[start Provided material]

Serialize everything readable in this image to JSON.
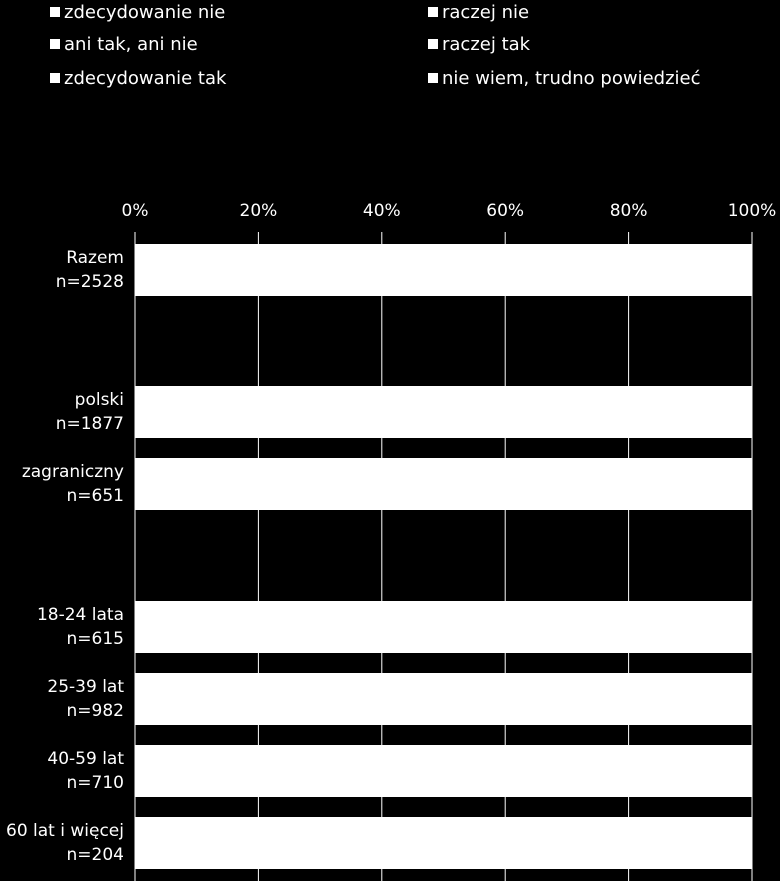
{
  "legend": {
    "items": [
      {
        "label": "zdecydowanie nie",
        "color": "#ffffff"
      },
      {
        "label": "raczej nie",
        "color": "#ffffff"
      },
      {
        "label": "ani tak, ani nie",
        "color": "#ffffff"
      },
      {
        "label": "raczej tak",
        "color": "#ffffff"
      },
      {
        "label": "zdecydowanie tak",
        "color": "#ffffff"
      },
      {
        "label": "nie wiem, trudno powiedzieć",
        "color": "#ffffff"
      }
    ]
  },
  "chart_data": {
    "type": "bar",
    "orientation": "horizontal",
    "stacked": "100%",
    "title": "",
    "xlabel": "",
    "ylabel": "",
    "xlim": [
      0,
      100
    ],
    "x_ticks": [
      "0%",
      "20%",
      "40%",
      "60%",
      "80%",
      "100%"
    ],
    "grid": true,
    "legend_position": "top",
    "background_color": "#000000",
    "bar_color": "#ffffff",
    "categories": [
      {
        "line1": "Razem",
        "line2": "n=2528"
      },
      {
        "line1": "polski",
        "line2": "n=1877"
      },
      {
        "line1": "zagraniczny",
        "line2": "n=651"
      },
      {
        "line1": "18-24 lata",
        "line2": "n=615"
      },
      {
        "line1": "25-39 lat",
        "line2": "n=982"
      },
      {
        "line1": "40-59 lat",
        "line2": "n=710"
      },
      {
        "line1": "60 lat i więcej",
        "line2": "n=204"
      }
    ],
    "values": [
      100,
      100,
      100,
      100,
      100,
      100,
      100
    ]
  }
}
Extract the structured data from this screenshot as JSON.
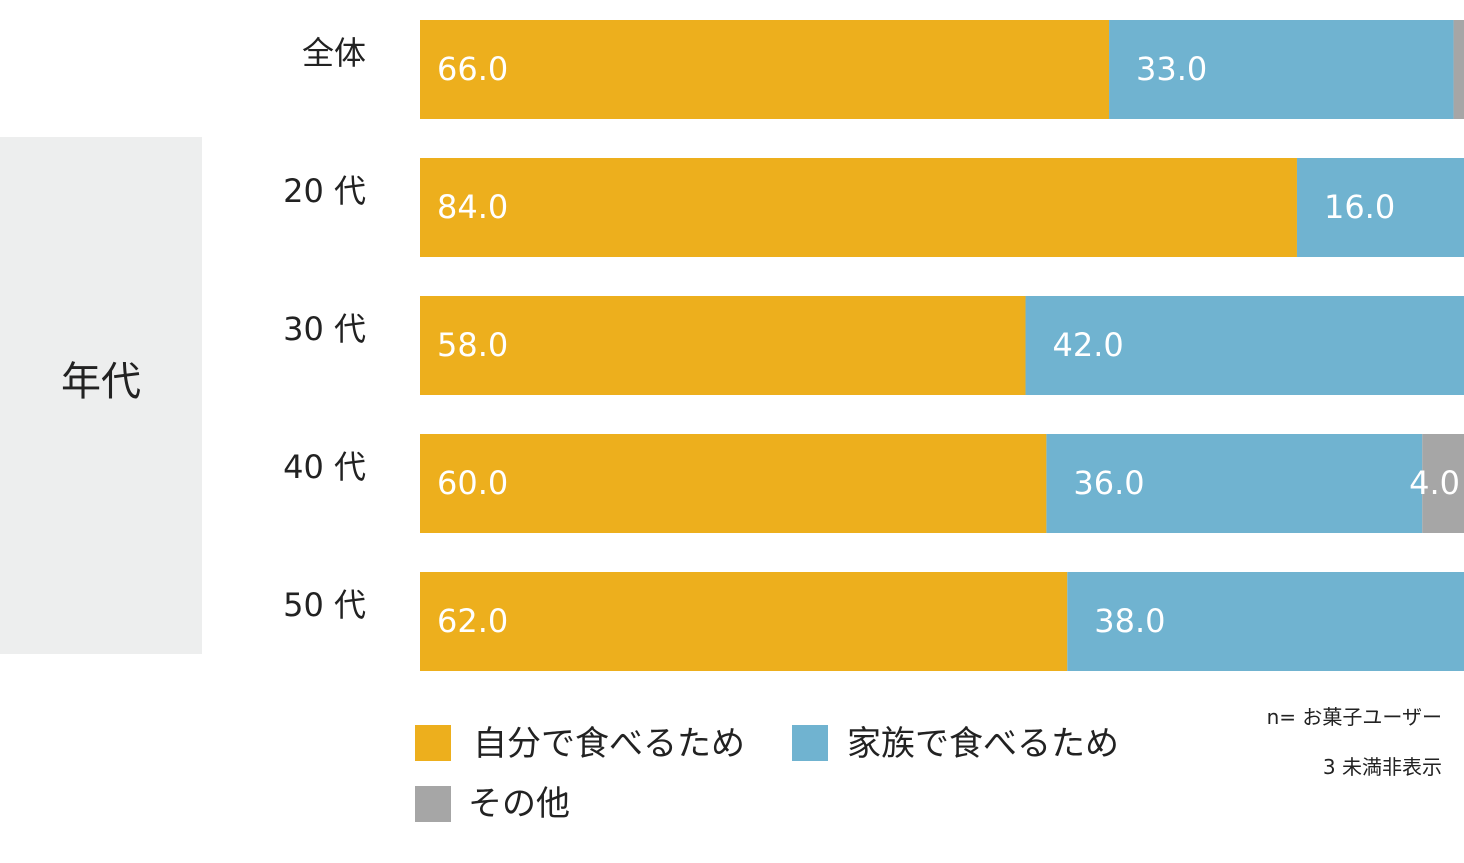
{
  "chart_data": {
    "type": "bar",
    "orientation": "horizontal",
    "stacked": true,
    "percent_scale": true,
    "xlim": [
      0,
      100
    ],
    "grid": false,
    "legend_position": "bottom-left",
    "group_label": "年代",
    "categories": [
      "全体",
      "20 代",
      "30 代",
      "40 代",
      "50 代"
    ],
    "series": [
      {
        "name": "自分で食べるため",
        "color": "#EDAF1D",
        "values": [
          66.0,
          84.0,
          58.0,
          60.0,
          62.0
        ]
      },
      {
        "name": "家族で食べるため",
        "color": "#70B3D0",
        "values": [
          33.0,
          16.0,
          42.0,
          36.0,
          38.0
        ]
      },
      {
        "name": "その他",
        "color": "#A6A6A6",
        "values": [
          1.0,
          0.0,
          0.0,
          4.0,
          0.0
        ]
      }
    ],
    "data_labels": [
      [
        "66.0",
        "33.0",
        ""
      ],
      [
        "84.0",
        "16.0",
        ""
      ],
      [
        "58.0",
        "42.0",
        ""
      ],
      [
        "60.0",
        "36.0",
        "4.0"
      ],
      [
        "62.0",
        "38.0",
        ""
      ]
    ],
    "notes": [
      "n= お菓子ユーザー",
      "3 未満非表示"
    ],
    "group_band_color": "#EDEEEE"
  }
}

[end Provided material]

→ **Work to do**:
Copy the material shown above in full and exactly. Skip the pictures.

→ **Complete output**:
Serialize everything readable in this image to JSON.
{
  "legend": {
    "items": [
      {
        "label": "zdecydowanie nie",
        "color": "#ffffff"
      },
      {
        "label": "raczej nie",
        "color": "#ffffff"
      },
      {
        "label": "ani tak, ani nie",
        "color": "#ffffff"
      },
      {
        "label": "raczej tak",
        "color": "#ffffff"
      },
      {
        "label": "zdecydowanie tak",
        "color": "#ffffff"
      },
      {
        "label": "nie wiem, trudno powiedzieć",
        "color": "#ffffff"
      }
    ]
  },
  "chart_data": {
    "type": "bar",
    "orientation": "horizontal",
    "stacked": "100%",
    "title": "",
    "xlabel": "",
    "ylabel": "",
    "xlim": [
      0,
      100
    ],
    "x_ticks": [
      "0%",
      "20%",
      "40%",
      "60%",
      "80%",
      "100%"
    ],
    "grid": true,
    "legend_position": "top",
    "background_color": "#000000",
    "bar_color": "#ffffff",
    "categories": [
      {
        "line1": "Razem",
        "line2": "n=2528"
      },
      {
        "line1": "polski",
        "line2": "n=1877"
      },
      {
        "line1": "zagraniczny",
        "line2": "n=651"
      },
      {
        "line1": "18-24 lata",
        "line2": "n=615"
      },
      {
        "line1": "25-39 lat",
        "line2": "n=982"
      },
      {
        "line1": "40-59 lat",
        "line2": "n=710"
      },
      {
        "line1": "60 lat i więcej",
        "line2": "n=204"
      }
    ],
    "values": [
      100,
      100,
      100,
      100,
      100,
      100,
      100
    ]
  }
}
Extract the structured data from this screenshot as JSON.
{
  "chart_data": {
    "type": "bar",
    "orientation": "horizontal",
    "stacked": true,
    "percent_scale": true,
    "xlim": [
      0,
      100
    ],
    "grid": false,
    "legend_position": "bottom-left",
    "group_label": "年代",
    "categories": [
      "全体",
      "20 代",
      "30 代",
      "40 代",
      "50 代"
    ],
    "series": [
      {
        "name": "自分で食べるため",
        "color": "#EDAF1D",
        "values": [
          66.0,
          84.0,
          58.0,
          60.0,
          62.0
        ]
      },
      {
        "name": "家族で食べるため",
        "color": "#70B3D0",
        "values": [
          33.0,
          16.0,
          42.0,
          36.0,
          38.0
        ]
      },
      {
        "name": "その他",
        "color": "#A6A6A6",
        "values": [
          1.0,
          0.0,
          0.0,
          4.0,
          0.0
        ]
      }
    ],
    "data_labels": [
      [
        "66.0",
        "33.0",
        ""
      ],
      [
        "84.0",
        "16.0",
        ""
      ],
      [
        "58.0",
        "42.0",
        ""
      ],
      [
        "60.0",
        "36.0",
        "4.0"
      ],
      [
        "62.0",
        "38.0",
        ""
      ]
    ],
    "notes": [
      "n= お菓子ユーザー",
      "3 未満非表示"
    ],
    "group_band_color": "#EDEEEE"
  }
}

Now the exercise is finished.